(Records from a data source)
□ □ □ □ □
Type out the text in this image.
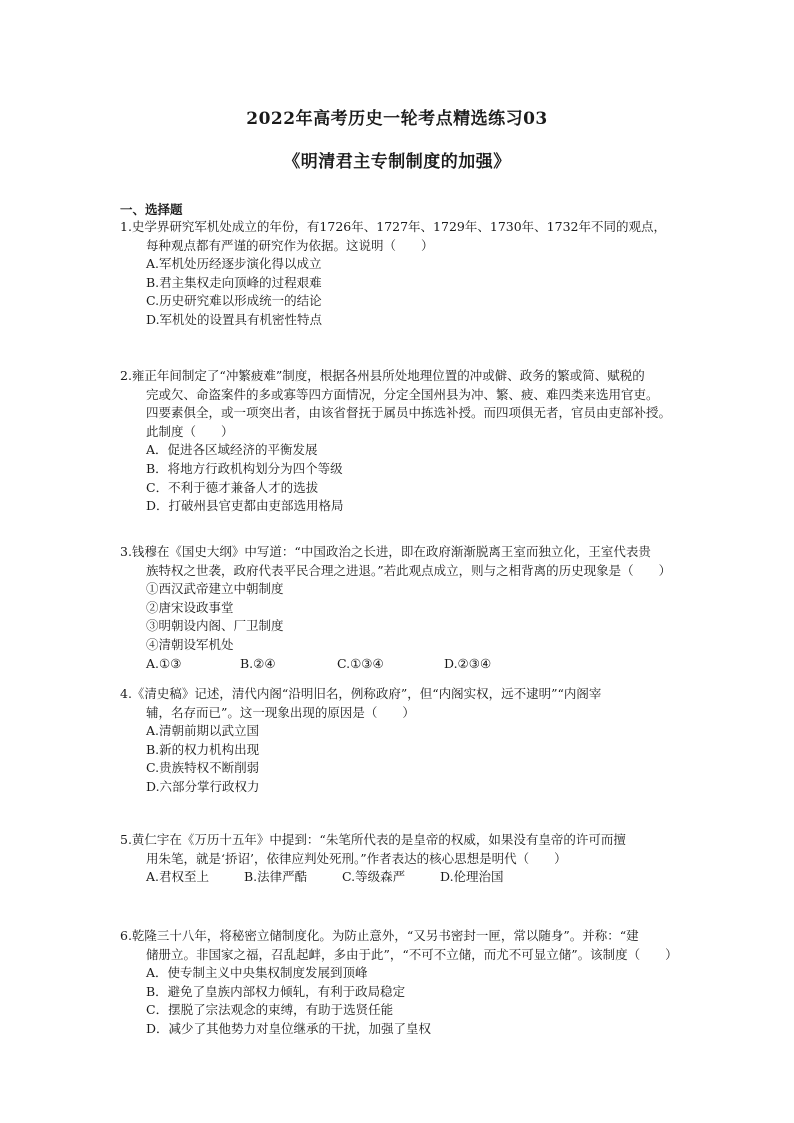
2022年高考历史一轮考点精选练习03
《明清君主专制制度的加强》
一、选择题
1.史学界研究军机处成立的年份，有1726年、1727年、1729年、1730年、1732年不同的观点，
每种观点都有严谨的研究作为依据。这说明（　　）
A.军机处历经逐步演化得以成立
B.君主集权走向顶峰的过程艰难
C.历史研究难以形成统一的结论
D.军机处的设置具有机密性特点
2.雍正年间制定了“冲繁疲难”制度，根据各州县所处地理位置的冲或僻、政务的繁或简、赋税的
完或欠、命盗案件的多或寡等四方面情况，分定全国州县为冲、繁、疲、难四类来选用官吏。
四要素俱全，或一项突出者，由该省督抚于属员中拣选补授。而四项俱无者，官员由吏部补授。
此制度（　　）
A．促进各区域经济的平衡发展
B．将地方行政机构划分为四个等级
C．不利于德才兼备人才的选拔
D．打破州县官吏都由吏部选用格局
3.钱穆在《国史大纲》中写道：“中国政治之长进，即在政府渐渐脱离王室而独立化，王室代表贵
族特权之世袭，政府代表平民合理之进退。”若此观点成立，则与之相背离的历史现象是（　　）
①西汉武帝建立中朝制度
②唐宋设政事堂
③明朝设内阁、厂卫制度
④清朝设军机处
A.①③	B.②④	C.①③④	D.②③④
4.《清史稿》记述，清代内阁“沿明旧名，例称政府”，但“内阁实权，远不逮明”“内阁宰
辅，名存而已”。这一现象出现的原因是（　　）
A.清朝前期以武立国
B.新的权力机构出现
C.贵族特权不断削弱
D.六部分掌行政权力
5.黄仁宇在《万历十五年》中提到：“朱笔所代表的是皇帝的权威，如果没有皇帝的许可而擅
用朱笔，就是‘挢诏’，依律应判处死刑。”作者表达的核心思想是明代（　　）
A.君权至上	B.法律严酷	C.等级森严	D.伦理治国
6.乾隆三十八年，将秘密立储制度化。为防止意外，“又另书密封一匣，常以随身”。并称：“建
储册立。非国家之福，召乱起衅，多由于此”，“不可不立储，而尤不可显立储”。该制度（　　）
A．使专制主义中央集权制度发展到顶峰
B．避免了皇族内部权力倾轧，有利于政局稳定
C．摆脱了宗法观念的束缚，有助于选贤任能
D．减少了其他势力对皇位继承的干扰，加强了皇权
□ □ □ □ □
Using the material above, set down every line exactly, but skip the pictures.

Type out the text in this image.
2022年高考历史一轮考点精选练习03
《明清君主专制制度的加强》
一、选择题
1.史学界研究军机处成立的年份，有1726年、1727年、1729年、1730年、1732年不同的观点，
每种观点都有严谨的研究作为依据。这说明（　　）
A.军机处历经逐步演化得以成立
B.君主集权走向顶峰的过程艰难
C.历史研究难以形成统一的结论
D.军机处的设置具有机密性特点
2.雍正年间制定了“冲繁疲难”制度，根据各州县所处地理位置的冲或僻、政务的繁或简、赋税的
完或欠、命盗案件的多或寡等四方面情况，分定全国州县为冲、繁、疲、难四类来选用官吏。
四要素俱全，或一项突出者，由该省督抚于属员中拣选补授。而四项俱无者，官员由吏部补授。
此制度（　　）
A．促进各区域经济的平衡发展
B．将地方行政机构划分为四个等级
C．不利于德才兼备人才的选拔
D．打破州县官吏都由吏部选用格局
3.钱穆在《国史大纲》中写道：“中国政治之长进，即在政府渐渐脱离王室而独立化，王室代表贵
族特权之世袭，政府代表平民合理之进退。”若此观点成立，则与之相背离的历史现象是（　　）
①西汉武帝建立中朝制度
②唐宋设政事堂
③明朝设内阁、厂卫制度
④清朝设军机处
A.①③	B.②④	C.①③④	D.②③④
4.《清史稿》记述，清代内阁“沿明旧名，例称政府”，但“内阁实权，远不逮明”“内阁宰
辅，名存而已”。这一现象出现的原因是（　　）
A.清朝前期以武立国
B.新的权力机构出现
C.贵族特权不断削弱
D.六部分掌行政权力
5.黄仁宇在《万历十五年》中提到：“朱笔所代表的是皇帝的权威，如果没有皇帝的许可而擅
用朱笔，就是‘挢诏’，依律应判处死刑。”作者表达的核心思想是明代（　　）
A.君权至上	B.法律严酷	C.等级森严	D.伦理治国
6.乾隆三十八年，将秘密立储制度化。为防止意外，“又另书密封一匣，常以随身”。并称：“建
储册立。非国家之福，召乱起衅，多由于此”，“不可不立储，而尤不可显立储”。该制度（　　）
A．使专制主义中央集权制度发展到顶峰
B．避免了皇族内部权力倾轧，有利于政局稳定
C．摆脱了宗法观念的束缚，有助于选贤任能
D．减少了其他势力对皇位继承的干扰，加强了皇权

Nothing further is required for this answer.